◆ WHAT THE TASK ASKS
Hunt for the word "timestamp" across the entries below, copying each line that holds it.

◆ DATA EXCERPTS

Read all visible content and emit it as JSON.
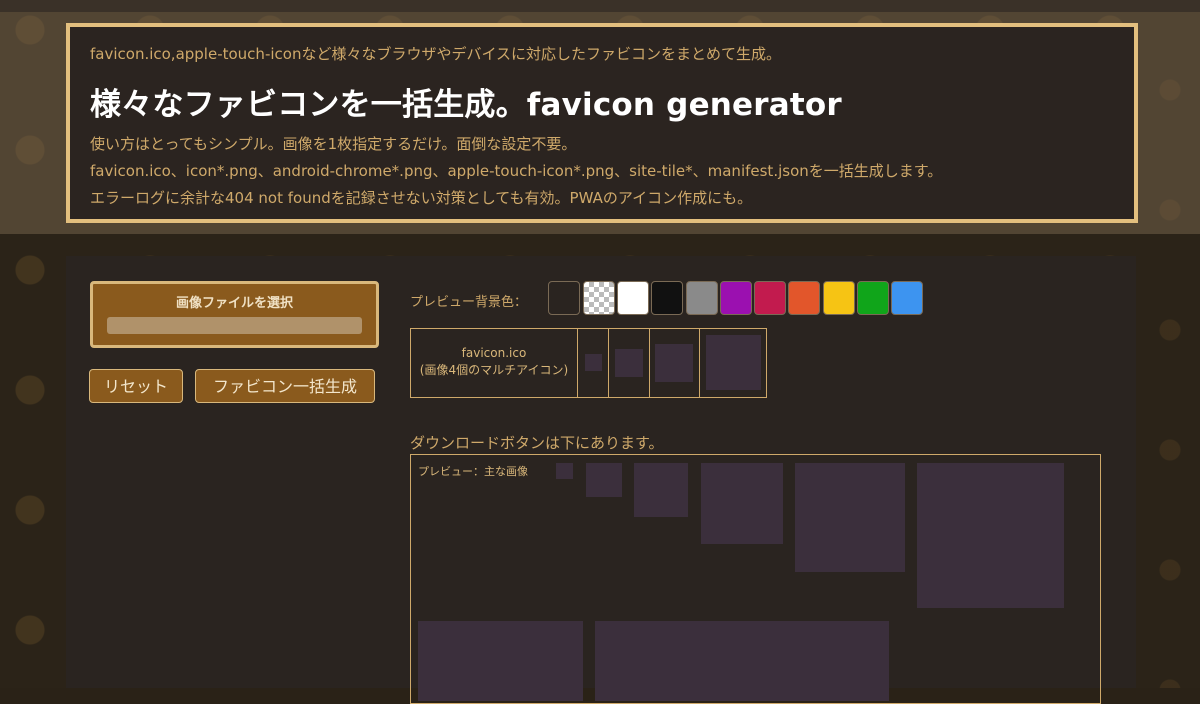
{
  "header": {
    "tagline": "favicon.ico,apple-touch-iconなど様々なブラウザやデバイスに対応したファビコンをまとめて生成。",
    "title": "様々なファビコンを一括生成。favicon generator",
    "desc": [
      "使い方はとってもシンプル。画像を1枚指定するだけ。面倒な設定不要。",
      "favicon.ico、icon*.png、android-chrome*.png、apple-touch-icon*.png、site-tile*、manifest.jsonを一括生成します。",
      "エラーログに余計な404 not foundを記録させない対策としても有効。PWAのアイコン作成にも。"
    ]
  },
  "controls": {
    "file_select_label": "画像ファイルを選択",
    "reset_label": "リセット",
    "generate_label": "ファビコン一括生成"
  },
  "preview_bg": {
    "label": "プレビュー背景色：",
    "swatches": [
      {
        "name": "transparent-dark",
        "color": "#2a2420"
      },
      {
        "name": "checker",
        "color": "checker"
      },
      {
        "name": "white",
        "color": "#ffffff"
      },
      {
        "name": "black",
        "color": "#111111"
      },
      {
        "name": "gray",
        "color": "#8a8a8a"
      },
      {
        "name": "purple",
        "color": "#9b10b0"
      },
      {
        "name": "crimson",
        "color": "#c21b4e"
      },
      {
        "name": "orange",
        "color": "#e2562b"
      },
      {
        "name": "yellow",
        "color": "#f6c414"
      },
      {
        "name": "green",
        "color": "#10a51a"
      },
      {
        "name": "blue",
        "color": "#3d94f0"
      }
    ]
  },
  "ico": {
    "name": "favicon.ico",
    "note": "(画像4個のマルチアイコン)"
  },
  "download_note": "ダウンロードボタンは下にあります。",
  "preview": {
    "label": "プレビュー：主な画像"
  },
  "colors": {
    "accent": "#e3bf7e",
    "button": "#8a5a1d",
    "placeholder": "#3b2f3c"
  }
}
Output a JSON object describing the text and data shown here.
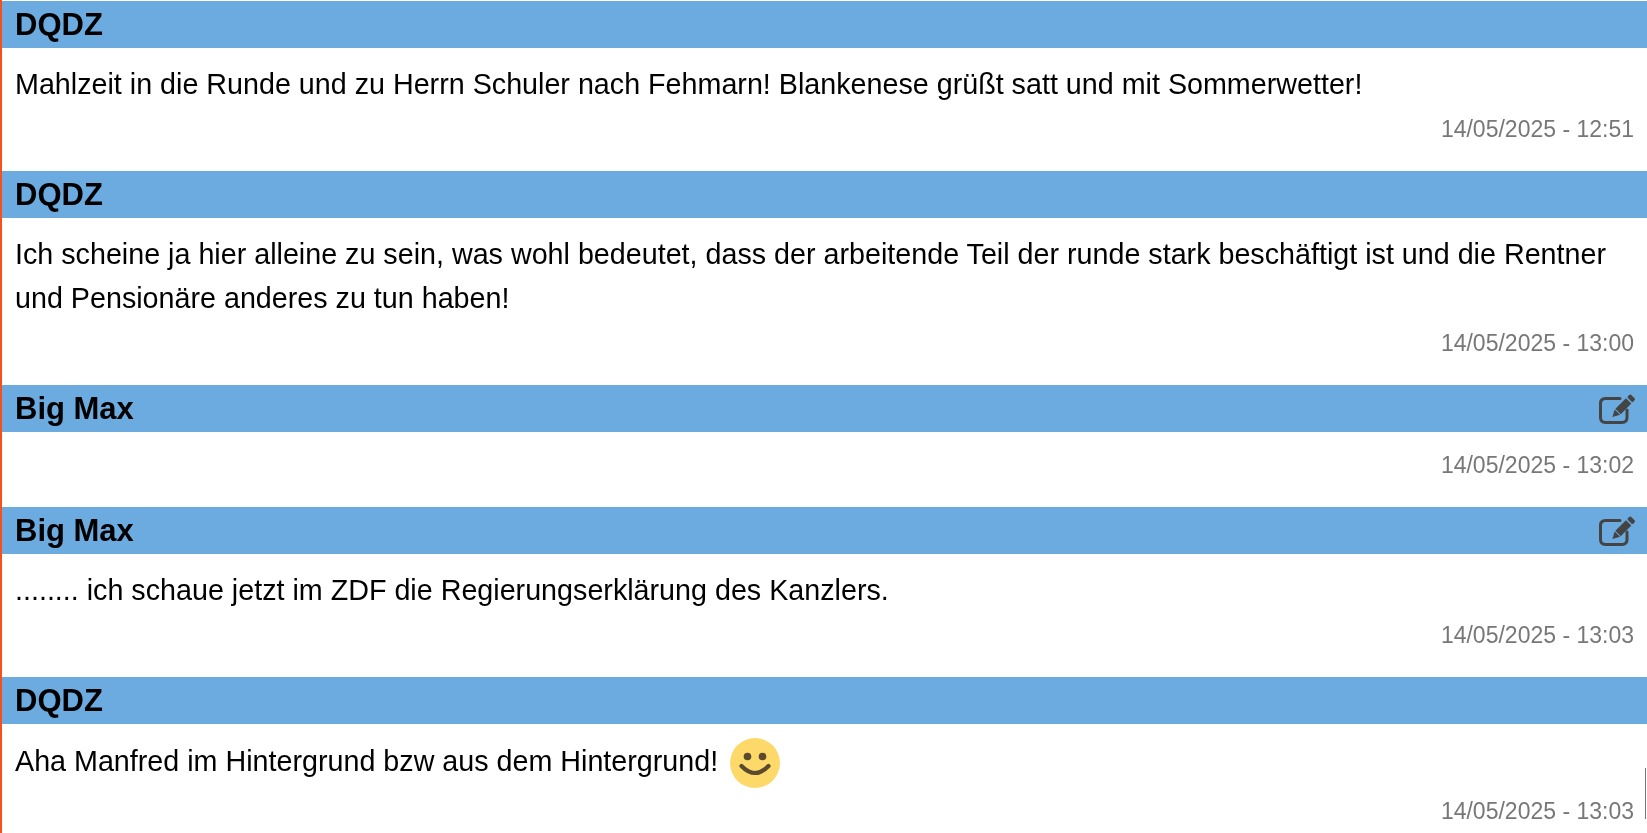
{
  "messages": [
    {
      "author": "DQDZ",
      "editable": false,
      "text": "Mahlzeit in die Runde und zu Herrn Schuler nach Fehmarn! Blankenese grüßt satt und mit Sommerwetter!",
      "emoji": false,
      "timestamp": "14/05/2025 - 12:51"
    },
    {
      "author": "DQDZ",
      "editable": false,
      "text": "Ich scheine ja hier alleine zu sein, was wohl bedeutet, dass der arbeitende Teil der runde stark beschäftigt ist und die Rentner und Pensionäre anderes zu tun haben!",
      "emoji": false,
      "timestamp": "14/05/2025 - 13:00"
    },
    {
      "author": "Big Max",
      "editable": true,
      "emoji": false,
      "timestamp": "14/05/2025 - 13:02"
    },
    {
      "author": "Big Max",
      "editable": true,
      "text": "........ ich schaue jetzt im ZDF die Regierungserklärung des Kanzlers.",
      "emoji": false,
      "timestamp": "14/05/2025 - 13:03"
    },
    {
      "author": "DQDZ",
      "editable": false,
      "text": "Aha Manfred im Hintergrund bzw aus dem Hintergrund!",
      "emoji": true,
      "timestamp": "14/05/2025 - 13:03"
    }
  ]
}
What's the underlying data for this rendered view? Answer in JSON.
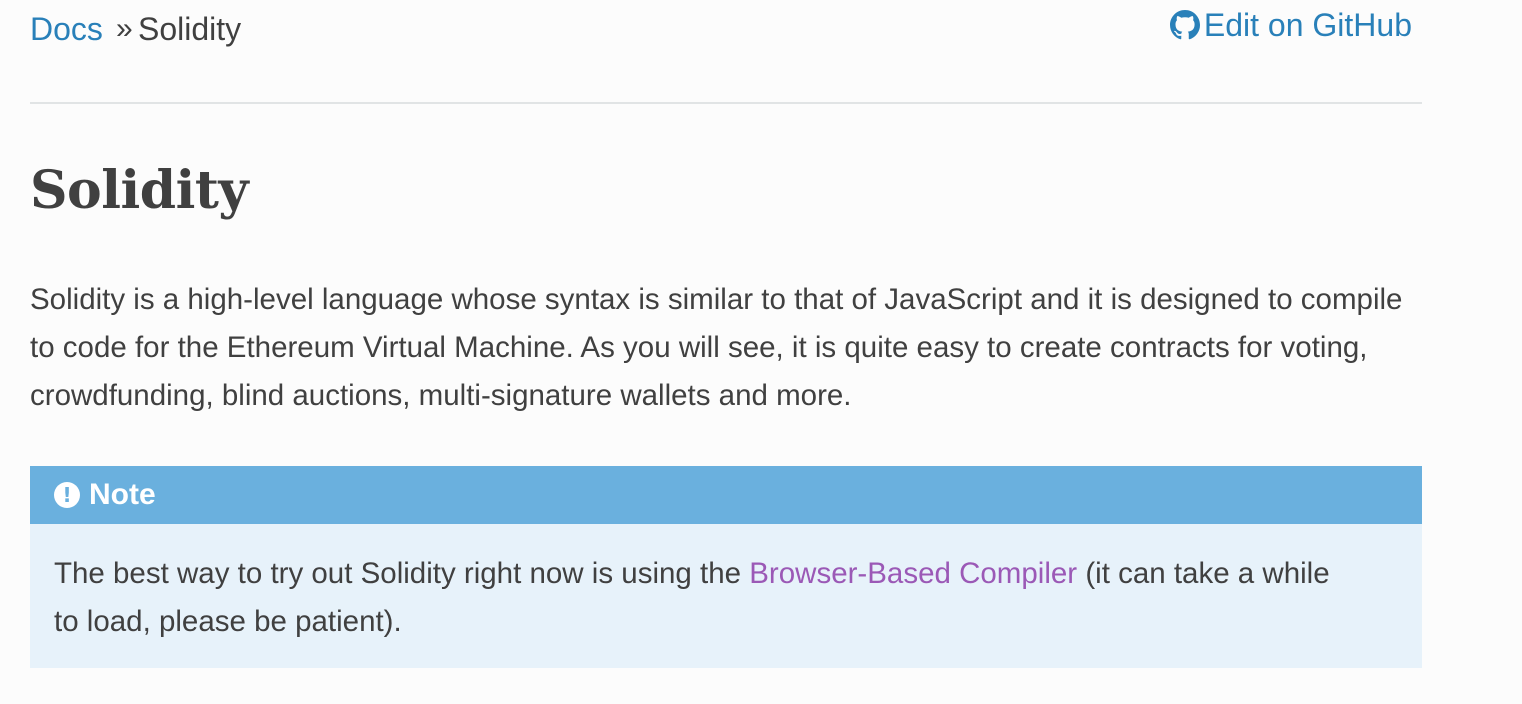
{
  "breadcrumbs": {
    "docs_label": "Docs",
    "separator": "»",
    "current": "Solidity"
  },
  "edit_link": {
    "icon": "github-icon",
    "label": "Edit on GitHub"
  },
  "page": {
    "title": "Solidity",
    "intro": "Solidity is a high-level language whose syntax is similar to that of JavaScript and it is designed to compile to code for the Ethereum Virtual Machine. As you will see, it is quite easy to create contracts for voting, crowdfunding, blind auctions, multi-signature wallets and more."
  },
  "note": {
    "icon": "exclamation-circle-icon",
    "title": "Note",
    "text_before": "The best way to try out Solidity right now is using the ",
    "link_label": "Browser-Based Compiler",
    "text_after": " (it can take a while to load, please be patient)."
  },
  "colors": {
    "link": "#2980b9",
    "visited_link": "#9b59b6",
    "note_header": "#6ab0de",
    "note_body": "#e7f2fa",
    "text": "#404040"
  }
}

◆ FULL SOLUTION
      "timestamp": "14/05/2025 - 12:51"
      "timestamp": "14/05/2025 - 13:00"
      "timestamp": "14/05/2025 - 13:02"
      "timestamp": "14/05/2025 - 13:03"
      "timestamp": "14/05/2025 - 13:03"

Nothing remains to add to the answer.